__Problem to work on__
The entries below should be quoted exactly, with no pictures carried over.

__Stored records__
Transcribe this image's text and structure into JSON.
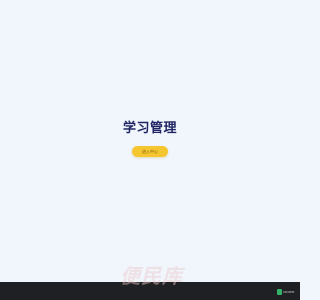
{
  "main": {
    "title": "学习管理",
    "enter_button_label": "进入中心"
  },
  "footer": {
    "watermark_text": "便民库",
    "logo_text": "SDWEN"
  },
  "colors": {
    "background": "#f1f6fd",
    "title": "#1f2462",
    "button": "#f5c62f",
    "footer": "#1f2023",
    "logo_green": "#34b26a"
  },
  "icons": {
    "footer_logo": "brand-logo-icon"
  }
}
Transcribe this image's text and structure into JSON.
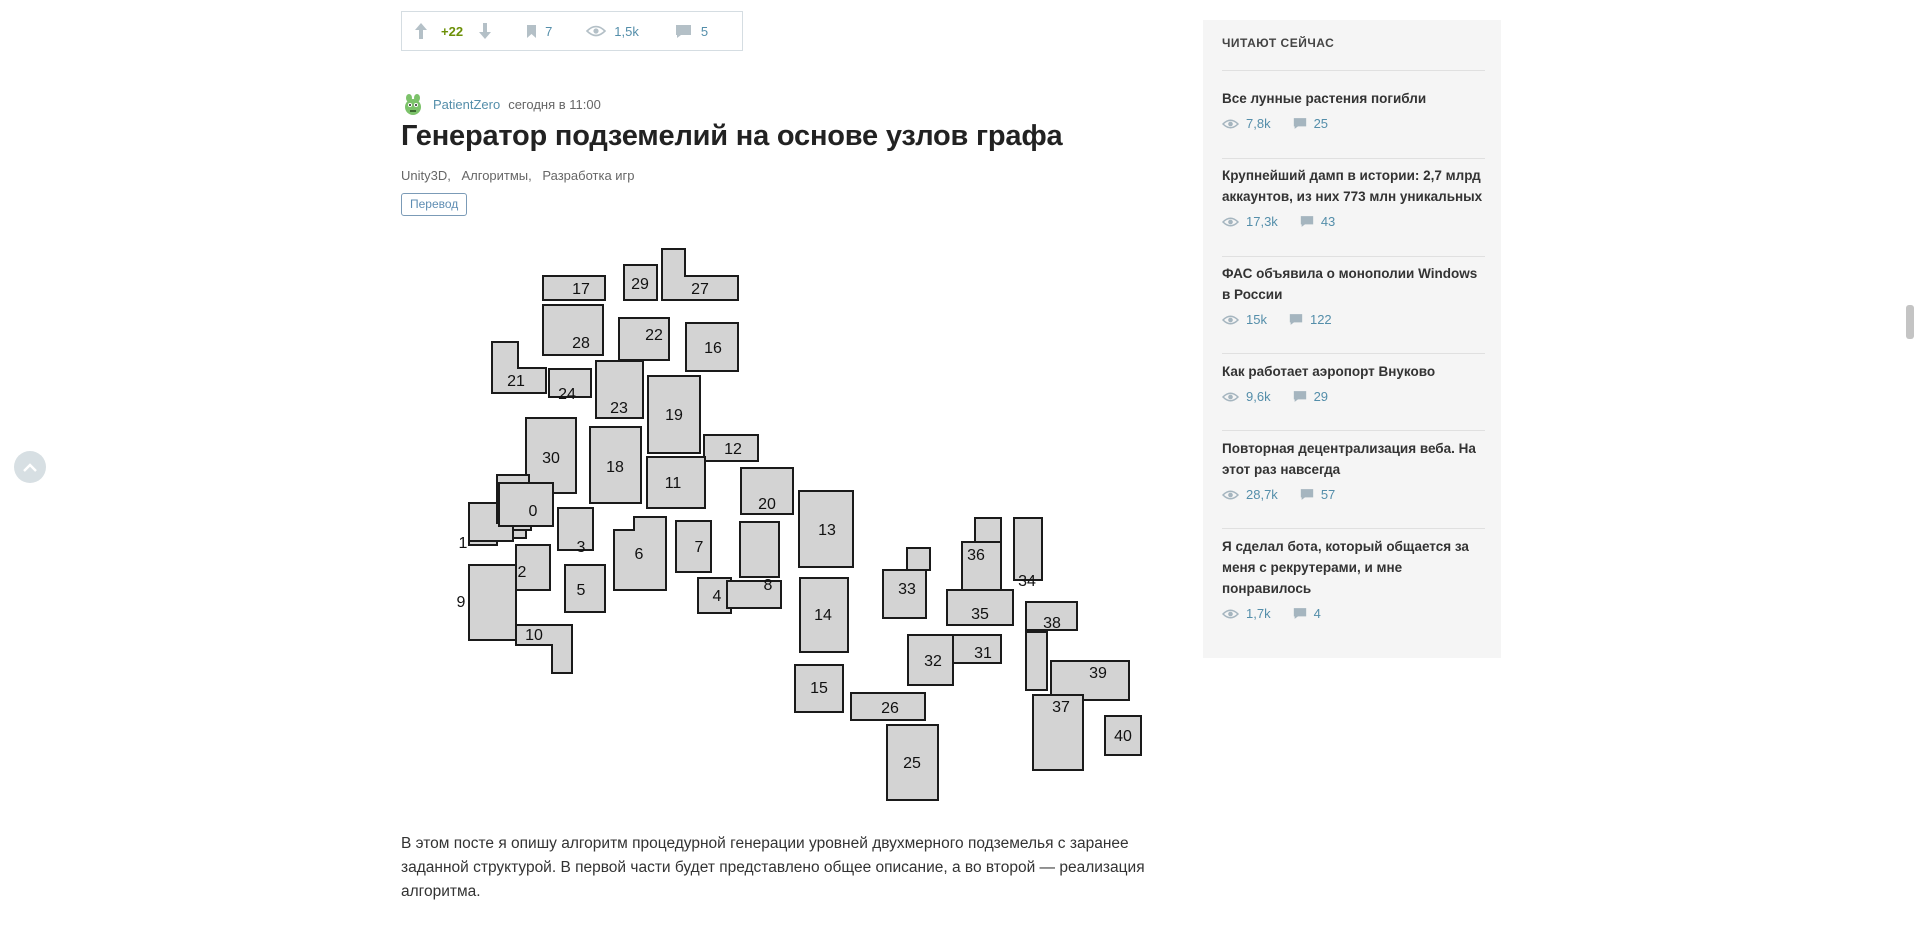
{
  "votebar": {
    "score": "+22",
    "bookmarks": "7",
    "views": "1,5k",
    "comments": "5"
  },
  "post": {
    "author": "PatientZero",
    "time": "сегодня в 11:00",
    "title": "Генератор подземелий на основе узлов графа",
    "hubs": [
      "Unity3D,",
      "Алгоритмы,",
      "Разработка игр"
    ],
    "badge": "Перевод",
    "lead": "В этом посте я опишу алгоритм процедурной генерации уровней двухмерного подземелья с заранее заданной структурой. В первой части будет представлено общее описание, а во второй — реализация алгоритма."
  },
  "dungeon_labels": [
    "0",
    "1",
    "2",
    "3",
    "4",
    "5",
    "6",
    "7",
    "8",
    "9",
    "10",
    "11",
    "12",
    "13",
    "14",
    "15",
    "16",
    "17",
    "18",
    "19",
    "20",
    "21",
    "22",
    "23",
    "24",
    "25",
    "26",
    "27",
    "28",
    "29",
    "30",
    "31",
    "32",
    "33",
    "34",
    "35",
    "36",
    "37",
    "38",
    "39",
    "40"
  ],
  "sidebar": {
    "heading": "ЧИТАЮТ СЕЙЧАС",
    "items": [
      {
        "title": "Все лунные растения погибли",
        "views": "7,8k",
        "comments": "25"
      },
      {
        "title": "Крупнейший дамп в истории: 2,7 млрд аккаунтов, из них 773 млн уникальных",
        "views": "17,3k",
        "comments": "43"
      },
      {
        "title": "ФАС объявила о монополии Windows в России",
        "views": "15k",
        "comments": "122"
      },
      {
        "title": "Как работает аэропорт Внуково",
        "views": "9,6k",
        "comments": "29"
      },
      {
        "title": "Повторная децентрализация веба. На этот раз навсегда",
        "views": "28,7k",
        "comments": "57"
      },
      {
        "title": "Я сделал бота, который общается за меня с рекрутерами, и мне понравилось",
        "views": "1,7k",
        "comments": "4"
      }
    ]
  },
  "colors": {
    "link": "#548eaa",
    "score_positive": "#6c9007",
    "room_fill": "#d3d3d3",
    "sidebar_bg": "#f5f5f5"
  },
  "icons": [
    "arrow-up-icon",
    "arrow-down-icon",
    "bookmark-icon",
    "eye-icon",
    "comment-icon",
    "chevron-up-icon",
    "avatar-icon"
  ]
}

__The completed task__
Transcribe this image's text and structure into JSON.
{
  "main": {
    "title": "学习管理",
    "enter_button_label": "进入中心"
  },
  "footer": {
    "watermark_text": "便民库",
    "logo_text": "SDWEN"
  },
  "colors": {
    "background": "#f1f6fd",
    "title": "#1f2462",
    "button": "#f5c62f",
    "footer": "#1f2023",
    "logo_green": "#34b26a"
  },
  "icons": {
    "footer_logo": "brand-logo-icon"
  }
}
Transcribe this image's text and structure into JSON.
{
  "votebar": {
    "score": "+22",
    "bookmarks": "7",
    "views": "1,5k",
    "comments": "5"
  },
  "post": {
    "author": "PatientZero",
    "time": "сегодня в 11:00",
    "title": "Генератор подземелий на основе узлов графа",
    "hubs": [
      "Unity3D,",
      "Алгоритмы,",
      "Разработка игр"
    ],
    "badge": "Перевод",
    "lead": "В этом посте я опишу алгоритм процедурной генерации уровней двухмерного подземелья с заранее заданной структурой. В первой части будет представлено общее описание, а во второй — реализация алгоритма."
  },
  "dungeon_labels": [
    "0",
    "1",
    "2",
    "3",
    "4",
    "5",
    "6",
    "7",
    "8",
    "9",
    "10",
    "11",
    "12",
    "13",
    "14",
    "15",
    "16",
    "17",
    "18",
    "19",
    "20",
    "21",
    "22",
    "23",
    "24",
    "25",
    "26",
    "27",
    "28",
    "29",
    "30",
    "31",
    "32",
    "33",
    "34",
    "35",
    "36",
    "37",
    "38",
    "39",
    "40"
  ],
  "sidebar": {
    "heading": "ЧИТАЮТ СЕЙЧАС",
    "items": [
      {
        "title": "Все лунные растения погибли",
        "views": "7,8k",
        "comments": "25"
      },
      {
        "title": "Крупнейший дамп в истории: 2,7 млрд аккаунтов, из них 773 млн уникальных",
        "views": "17,3k",
        "comments": "43"
      },
      {
        "title": "ФАС объявила о монополии Windows в России",
        "views": "15k",
        "comments": "122"
      },
      {
        "title": "Как работает аэропорт Внуково",
        "views": "9,6k",
        "comments": "29"
      },
      {
        "title": "Повторная децентрализация веба. На этот раз навсегда",
        "views": "28,7k",
        "comments": "57"
      },
      {
        "title": "Я сделал бота, который общается за меня с рекрутерами, и мне понравилось",
        "views": "1,7k",
        "comments": "4"
      }
    ]
  },
  "colors": {
    "link": "#548eaa",
    "score_positive": "#6c9007",
    "room_fill": "#d3d3d3",
    "sidebar_bg": "#f5f5f5"
  },
  "icons": [
    "arrow-up-icon",
    "arrow-down-icon",
    "bookmark-icon",
    "eye-icon",
    "comment-icon",
    "chevron-up-icon",
    "avatar-icon"
  ]
}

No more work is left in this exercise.